EXERCISE INSTRUCTIONS
Without changing a character, return the entries, but not the images they hold.

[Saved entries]
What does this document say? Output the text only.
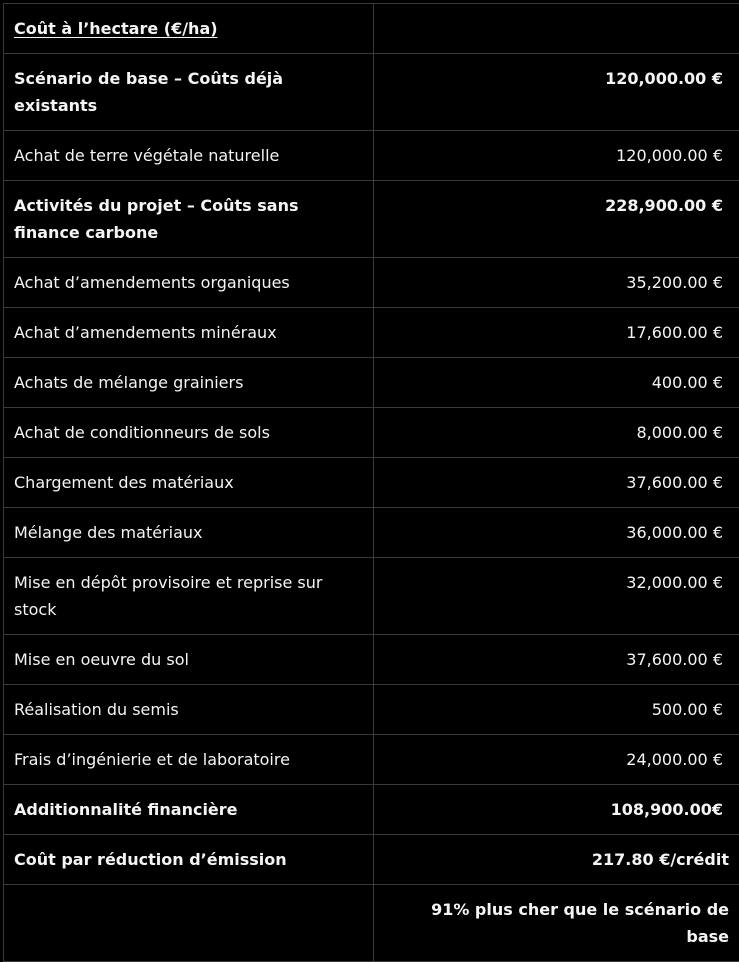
Coût à l’hectare (€/ha)	
Scénario de base – Coûts déjà existants	120,000.00 €
Achat de terre végétale naturelle	120,000.00 €
Activités du projet – Coûts sans finance carbone	228,900.00 €
Achat d’amendements organiques	35,200.00 €
Achat d’amendements minéraux	17,600.00 €
Achats de mélange grainiers	400.00 €
Achat de conditionneurs de sols	8,000.00 €
Chargement des matériaux	37,600.00 €
Mélange des matériaux	36,000.00 €
Mise en dépôt provisoire et reprise sur stock	32,000.00 €
Mise en oeuvre du sol	37,600.00 €
Réalisation du semis	500.00 €
Frais d’ingénierie et de laboratoire	24,000.00 €
Additionnalité financière	108,900.00€
Coût par réduction d’émission	217.80 €/crédit
	91% plus cher que le scénario de base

COMPLETED TASK
What does this document say? Output the text only.
Coût à l’hectare (€/ha)	
Scénario de base – Coûts déjà existants	120,000.00 €
Achat de terre végétale naturelle	120,000.00 €
Activités du projet – Coûts sans finance carbone	228,900.00 €
Achat d’amendements organiques	35,200.00 €
Achat d’amendements minéraux	17,600.00 €
Achats de mélange grainiers	400.00 €
Achat de conditionneurs de sols	8,000.00 €
Chargement des matériaux	37,600.00 €
Mélange des matériaux	36,000.00 €
Mise en dépôt provisoire et reprise sur stock	32,000.00 €
Mise en oeuvre du sol	37,600.00 €
Réalisation du semis	500.00 €
Frais d’ingénierie et de laboratoire	24,000.00 €
Additionnalité financière	108,900.00€
Coût par réduction d’émission	217.80 €/crédit
	91% plus cher que le scénario de base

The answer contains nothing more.